Do this:
Quote all of the data below exactly, please.

The input:
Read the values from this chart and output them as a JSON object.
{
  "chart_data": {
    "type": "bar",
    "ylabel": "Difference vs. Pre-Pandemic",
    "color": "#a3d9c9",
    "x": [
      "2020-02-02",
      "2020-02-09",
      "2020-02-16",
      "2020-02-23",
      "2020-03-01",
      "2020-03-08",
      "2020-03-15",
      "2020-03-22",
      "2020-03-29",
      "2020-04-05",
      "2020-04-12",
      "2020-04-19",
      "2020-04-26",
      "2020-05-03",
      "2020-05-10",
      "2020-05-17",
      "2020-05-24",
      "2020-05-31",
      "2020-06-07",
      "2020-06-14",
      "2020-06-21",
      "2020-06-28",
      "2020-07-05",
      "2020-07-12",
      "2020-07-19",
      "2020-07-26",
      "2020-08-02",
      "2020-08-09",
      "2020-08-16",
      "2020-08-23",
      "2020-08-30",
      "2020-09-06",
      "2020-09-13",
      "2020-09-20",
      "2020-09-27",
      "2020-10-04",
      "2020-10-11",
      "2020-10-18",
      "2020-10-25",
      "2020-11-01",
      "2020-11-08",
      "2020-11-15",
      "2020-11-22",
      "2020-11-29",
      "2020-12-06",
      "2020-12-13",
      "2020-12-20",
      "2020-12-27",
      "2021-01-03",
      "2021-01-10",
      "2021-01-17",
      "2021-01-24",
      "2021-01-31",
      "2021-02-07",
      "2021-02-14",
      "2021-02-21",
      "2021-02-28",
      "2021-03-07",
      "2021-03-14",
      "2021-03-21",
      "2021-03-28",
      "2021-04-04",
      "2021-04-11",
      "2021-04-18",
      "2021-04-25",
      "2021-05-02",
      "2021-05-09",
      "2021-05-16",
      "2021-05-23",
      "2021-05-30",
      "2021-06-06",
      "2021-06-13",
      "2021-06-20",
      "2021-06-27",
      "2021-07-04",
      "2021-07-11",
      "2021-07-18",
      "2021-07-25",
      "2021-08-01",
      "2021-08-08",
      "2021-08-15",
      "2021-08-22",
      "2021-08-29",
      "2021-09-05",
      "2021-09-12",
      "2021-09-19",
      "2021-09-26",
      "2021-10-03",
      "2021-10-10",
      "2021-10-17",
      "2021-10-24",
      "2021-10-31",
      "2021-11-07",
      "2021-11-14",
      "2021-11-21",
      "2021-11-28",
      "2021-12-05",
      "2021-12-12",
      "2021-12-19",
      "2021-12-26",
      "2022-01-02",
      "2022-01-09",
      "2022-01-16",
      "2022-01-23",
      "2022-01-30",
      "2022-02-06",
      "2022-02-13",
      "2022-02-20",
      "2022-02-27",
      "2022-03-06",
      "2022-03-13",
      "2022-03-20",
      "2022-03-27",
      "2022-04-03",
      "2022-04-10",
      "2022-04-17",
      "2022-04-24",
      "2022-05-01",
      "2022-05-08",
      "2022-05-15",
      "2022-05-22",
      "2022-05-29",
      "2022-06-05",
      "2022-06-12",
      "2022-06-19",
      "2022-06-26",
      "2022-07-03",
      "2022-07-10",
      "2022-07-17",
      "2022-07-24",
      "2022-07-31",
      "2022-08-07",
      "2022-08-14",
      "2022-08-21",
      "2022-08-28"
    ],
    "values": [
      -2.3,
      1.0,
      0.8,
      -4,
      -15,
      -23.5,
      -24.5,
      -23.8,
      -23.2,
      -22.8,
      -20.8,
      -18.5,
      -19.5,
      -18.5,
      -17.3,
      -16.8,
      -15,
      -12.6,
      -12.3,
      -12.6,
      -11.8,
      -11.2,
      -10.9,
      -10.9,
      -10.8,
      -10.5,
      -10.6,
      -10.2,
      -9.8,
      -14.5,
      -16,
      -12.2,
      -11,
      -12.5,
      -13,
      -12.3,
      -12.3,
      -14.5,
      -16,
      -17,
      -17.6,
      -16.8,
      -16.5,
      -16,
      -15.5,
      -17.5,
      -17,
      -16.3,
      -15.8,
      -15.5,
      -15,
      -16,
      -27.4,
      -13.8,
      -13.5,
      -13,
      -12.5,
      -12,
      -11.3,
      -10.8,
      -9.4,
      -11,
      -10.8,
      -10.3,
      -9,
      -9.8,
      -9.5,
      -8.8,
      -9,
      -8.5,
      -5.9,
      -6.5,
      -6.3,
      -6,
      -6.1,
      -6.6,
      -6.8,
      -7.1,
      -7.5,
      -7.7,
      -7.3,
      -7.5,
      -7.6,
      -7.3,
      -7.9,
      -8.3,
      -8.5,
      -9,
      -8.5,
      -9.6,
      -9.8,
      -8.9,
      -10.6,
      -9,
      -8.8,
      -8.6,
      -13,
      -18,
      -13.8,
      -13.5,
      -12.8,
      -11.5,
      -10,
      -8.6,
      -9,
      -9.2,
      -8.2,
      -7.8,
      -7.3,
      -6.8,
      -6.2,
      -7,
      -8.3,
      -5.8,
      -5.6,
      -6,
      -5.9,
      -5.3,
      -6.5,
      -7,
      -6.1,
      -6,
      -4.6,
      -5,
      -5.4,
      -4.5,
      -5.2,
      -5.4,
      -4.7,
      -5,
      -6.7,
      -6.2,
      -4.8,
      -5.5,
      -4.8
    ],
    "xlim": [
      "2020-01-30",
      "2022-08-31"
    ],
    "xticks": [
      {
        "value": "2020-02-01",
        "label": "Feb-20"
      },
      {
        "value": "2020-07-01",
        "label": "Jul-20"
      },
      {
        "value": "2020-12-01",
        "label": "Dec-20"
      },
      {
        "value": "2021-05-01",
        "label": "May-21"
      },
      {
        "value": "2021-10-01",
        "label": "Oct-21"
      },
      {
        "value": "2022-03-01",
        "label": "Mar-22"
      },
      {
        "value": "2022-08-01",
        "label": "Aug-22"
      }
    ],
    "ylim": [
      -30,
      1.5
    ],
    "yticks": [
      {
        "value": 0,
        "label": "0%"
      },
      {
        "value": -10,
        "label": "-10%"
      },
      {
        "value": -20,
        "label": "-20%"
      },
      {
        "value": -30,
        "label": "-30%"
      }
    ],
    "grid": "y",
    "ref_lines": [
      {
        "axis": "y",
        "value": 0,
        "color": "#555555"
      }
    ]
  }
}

Full output:
Read the values from this chart and output them as a JSON object.
{
  "chart_data": {
    "type": "bar",
    "ylabel": "Difference vs. Pre-Pandemic",
    "color": "#a3d9c9",
    "x": [
      "2020-02-02",
      "2020-02-09",
      "2020-02-16",
      "2020-02-23",
      "2020-03-01",
      "2020-03-08",
      "2020-03-15",
      "2020-03-22",
      "2020-03-29",
      "2020-04-05",
      "2020-04-12",
      "2020-04-19",
      "2020-04-26",
      "2020-05-03",
      "2020-05-10",
      "2020-05-17",
      "2020-05-24",
      "2020-05-31",
      "2020-06-07",
      "2020-06-14",
      "2020-06-21",
      "2020-06-28",
      "2020-07-05",
      "2020-07-12",
      "2020-07-19",
      "2020-07-26",
      "2020-08-02",
      "2020-08-09",
      "2020-08-16",
      "2020-08-23",
      "2020-08-30",
      "2020-09-06",
      "2020-09-13",
      "2020-09-20",
      "2020-09-27",
      "2020-10-04",
      "2020-10-11",
      "2020-10-18",
      "2020-10-25",
      "2020-11-01",
      "2020-11-08",
      "2020-11-15",
      "2020-11-22",
      "2020-11-29",
      "2020-12-06",
      "2020-12-13",
      "2020-12-20",
      "2020-12-27",
      "2021-01-03",
      "2021-01-10",
      "2021-01-17",
      "2021-01-24",
      "2021-01-31",
      "2021-02-07",
      "2021-02-14",
      "2021-02-21",
      "2021-02-28",
      "2021-03-07",
      "2021-03-14",
      "2021-03-21",
      "2021-03-28",
      "2021-04-04",
      "2021-04-11",
      "2021-04-18",
      "2021-04-25",
      "2021-05-02",
      "2021-05-09",
      "2021-05-16",
      "2021-05-23",
      "2021-05-30",
      "2021-06-06",
      "2021-06-13",
      "2021-06-20",
      "2021-06-27",
      "2021-07-04",
      "2021-07-11",
      "2021-07-18",
      "2021-07-25",
      "2021-08-01",
      "2021-08-08",
      "2021-08-15",
      "2021-08-22",
      "2021-08-29",
      "2021-09-05",
      "2021-09-12",
      "2021-09-19",
      "2021-09-26",
      "2021-10-03",
      "2021-10-10",
      "2021-10-17",
      "2021-10-24",
      "2021-10-31",
      "2021-11-07",
      "2021-11-14",
      "2021-11-21",
      "2021-11-28",
      "2021-12-05",
      "2021-12-12",
      "2021-12-19",
      "2021-12-26",
      "2022-01-02",
      "2022-01-09",
      "2022-01-16",
      "2022-01-23",
      "2022-01-30",
      "2022-02-06",
      "2022-02-13",
      "2022-02-20",
      "2022-02-27",
      "2022-03-06",
      "2022-03-13",
      "2022-03-20",
      "2022-03-27",
      "2022-04-03",
      "2022-04-10",
      "2022-04-17",
      "2022-04-24",
      "2022-05-01",
      "2022-05-08",
      "2022-05-15",
      "2022-05-22",
      "2022-05-29",
      "2022-06-05",
      "2022-06-12",
      "2022-06-19",
      "2022-06-26",
      "2022-07-03",
      "2022-07-10",
      "2022-07-17",
      "2022-07-24",
      "2022-07-31",
      "2022-08-07",
      "2022-08-14",
      "2022-08-21",
      "2022-08-28"
    ],
    "values": [
      -2.3,
      1.0,
      0.8,
      -4,
      -15,
      -23.5,
      -24.5,
      -23.8,
      -23.2,
      -22.8,
      -20.8,
      -18.5,
      -19.5,
      -18.5,
      -17.3,
      -16.8,
      -15,
      -12.6,
      -12.3,
      -12.6,
      -11.8,
      -11.2,
      -10.9,
      -10.9,
      -10.8,
      -10.5,
      -10.6,
      -10.2,
      -9.8,
      -14.5,
      -16,
      -12.2,
      -11,
      -12.5,
      -13,
      -12.3,
      -12.3,
      -14.5,
      -16,
      -17,
      -17.6,
      -16.8,
      -16.5,
      -16,
      -15.5,
      -17.5,
      -17,
      -16.3,
      -15.8,
      -15.5,
      -15,
      -16,
      -27.4,
      -13.8,
      -13.5,
      -13,
      -12.5,
      -12,
      -11.3,
      -10.8,
      -9.4,
      -11,
      -10.8,
      -10.3,
      -9,
      -9.8,
      -9.5,
      -8.8,
      -9,
      -8.5,
      -5.9,
      -6.5,
      -6.3,
      -6,
      -6.1,
      -6.6,
      -6.8,
      -7.1,
      -7.5,
      -7.7,
      -7.3,
      -7.5,
      -7.6,
      -7.3,
      -7.9,
      -8.3,
      -8.5,
      -9,
      -8.5,
      -9.6,
      -9.8,
      -8.9,
      -10.6,
      -9,
      -8.8,
      -8.6,
      -13,
      -18,
      -13.8,
      -13.5,
      -12.8,
      -11.5,
      -10,
      -8.6,
      -9,
      -9.2,
      -8.2,
      -7.8,
      -7.3,
      -6.8,
      -6.2,
      -7,
      -8.3,
      -5.8,
      -5.6,
      -6,
      -5.9,
      -5.3,
      -6.5,
      -7,
      -6.1,
      -6,
      -4.6,
      -5,
      -5.4,
      -4.5,
      -5.2,
      -5.4,
      -4.7,
      -5,
      -6.7,
      -6.2,
      -4.8,
      -5.5,
      -4.8
    ],
    "xlim": [
      "2020-01-30",
      "2022-08-31"
    ],
    "xticks": [
      {
        "value": "2020-02-01",
        "label": "Feb-20"
      },
      {
        "value": "2020-07-01",
        "label": "Jul-20"
      },
      {
        "value": "2020-12-01",
        "label": "Dec-20"
      },
      {
        "value": "2021-05-01",
        "label": "May-21"
      },
      {
        "value": "2021-10-01",
        "label": "Oct-21"
      },
      {
        "value": "2022-03-01",
        "label": "Mar-22"
      },
      {
        "value": "2022-08-01",
        "label": "Aug-22"
      }
    ],
    "ylim": [
      -30,
      1.5
    ],
    "yticks": [
      {
        "value": 0,
        "label": "0%"
      },
      {
        "value": -10,
        "label": "-10%"
      },
      {
        "value": -20,
        "label": "-20%"
      },
      {
        "value": -30,
        "label": "-30%"
      }
    ],
    "grid": "y",
    "ref_lines": [
      {
        "axis": "y",
        "value": 0,
        "color": "#555555"
      }
    ]
  }
}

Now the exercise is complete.